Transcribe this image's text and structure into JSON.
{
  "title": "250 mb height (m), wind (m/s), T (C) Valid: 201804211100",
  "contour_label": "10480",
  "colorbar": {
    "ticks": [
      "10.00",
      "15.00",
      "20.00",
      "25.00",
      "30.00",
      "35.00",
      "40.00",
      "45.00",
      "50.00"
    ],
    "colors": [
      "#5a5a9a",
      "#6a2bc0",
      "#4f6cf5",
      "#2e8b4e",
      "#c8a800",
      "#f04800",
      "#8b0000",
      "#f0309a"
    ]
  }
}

---

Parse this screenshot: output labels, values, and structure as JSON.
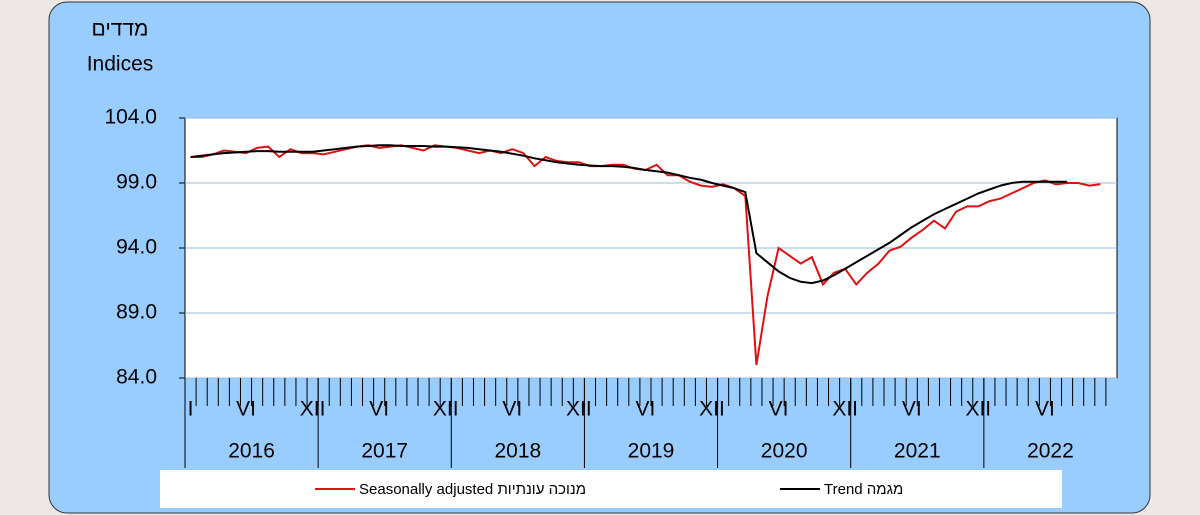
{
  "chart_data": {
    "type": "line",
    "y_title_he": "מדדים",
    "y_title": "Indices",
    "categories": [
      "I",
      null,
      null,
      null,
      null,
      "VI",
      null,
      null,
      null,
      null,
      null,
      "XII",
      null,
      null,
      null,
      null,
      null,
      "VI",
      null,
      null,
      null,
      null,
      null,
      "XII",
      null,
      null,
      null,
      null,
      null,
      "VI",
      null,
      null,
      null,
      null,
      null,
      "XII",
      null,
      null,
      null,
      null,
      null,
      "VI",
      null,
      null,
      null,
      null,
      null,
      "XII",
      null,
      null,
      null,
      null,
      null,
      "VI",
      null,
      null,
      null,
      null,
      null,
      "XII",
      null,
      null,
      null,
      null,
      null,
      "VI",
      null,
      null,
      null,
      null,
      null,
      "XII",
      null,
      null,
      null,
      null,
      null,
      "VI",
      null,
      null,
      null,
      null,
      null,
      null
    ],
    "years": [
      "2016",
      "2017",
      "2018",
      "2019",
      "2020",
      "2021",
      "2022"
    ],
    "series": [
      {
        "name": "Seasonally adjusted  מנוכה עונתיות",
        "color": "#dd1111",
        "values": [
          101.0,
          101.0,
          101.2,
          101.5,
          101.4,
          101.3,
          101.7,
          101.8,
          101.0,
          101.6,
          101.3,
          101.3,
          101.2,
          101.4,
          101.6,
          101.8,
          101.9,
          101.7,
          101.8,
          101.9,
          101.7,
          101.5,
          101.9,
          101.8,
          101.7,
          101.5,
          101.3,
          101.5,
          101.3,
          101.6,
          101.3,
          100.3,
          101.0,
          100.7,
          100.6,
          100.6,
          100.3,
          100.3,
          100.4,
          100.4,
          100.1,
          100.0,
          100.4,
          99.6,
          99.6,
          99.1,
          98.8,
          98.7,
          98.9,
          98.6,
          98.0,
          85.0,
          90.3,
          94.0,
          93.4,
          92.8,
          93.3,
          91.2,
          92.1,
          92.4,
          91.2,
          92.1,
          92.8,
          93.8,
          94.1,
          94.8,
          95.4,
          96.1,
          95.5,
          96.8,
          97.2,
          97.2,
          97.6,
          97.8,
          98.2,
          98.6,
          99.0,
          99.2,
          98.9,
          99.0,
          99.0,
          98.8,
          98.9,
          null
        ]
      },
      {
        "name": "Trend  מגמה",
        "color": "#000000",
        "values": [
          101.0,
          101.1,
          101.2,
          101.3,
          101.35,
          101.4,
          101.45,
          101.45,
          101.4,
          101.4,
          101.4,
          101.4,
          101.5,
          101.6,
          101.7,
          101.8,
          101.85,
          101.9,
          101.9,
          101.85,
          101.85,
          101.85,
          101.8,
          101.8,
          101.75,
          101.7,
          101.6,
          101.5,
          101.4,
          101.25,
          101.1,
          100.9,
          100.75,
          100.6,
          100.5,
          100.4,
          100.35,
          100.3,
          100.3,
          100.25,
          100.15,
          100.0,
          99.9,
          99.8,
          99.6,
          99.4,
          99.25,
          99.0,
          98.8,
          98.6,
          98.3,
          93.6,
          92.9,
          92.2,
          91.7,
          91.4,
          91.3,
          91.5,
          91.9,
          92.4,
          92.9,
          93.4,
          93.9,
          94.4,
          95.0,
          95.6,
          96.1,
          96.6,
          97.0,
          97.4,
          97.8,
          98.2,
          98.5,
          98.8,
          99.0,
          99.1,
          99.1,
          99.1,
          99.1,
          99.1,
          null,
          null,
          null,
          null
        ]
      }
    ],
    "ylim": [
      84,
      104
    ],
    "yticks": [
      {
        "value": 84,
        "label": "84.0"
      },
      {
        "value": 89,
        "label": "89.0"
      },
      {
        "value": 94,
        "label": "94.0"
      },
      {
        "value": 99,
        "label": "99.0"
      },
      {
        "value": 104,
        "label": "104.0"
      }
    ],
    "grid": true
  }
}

• Goal of the exercise
Of the lines in the entries above, how many include "this"? Only the number should be given.

• Solution
2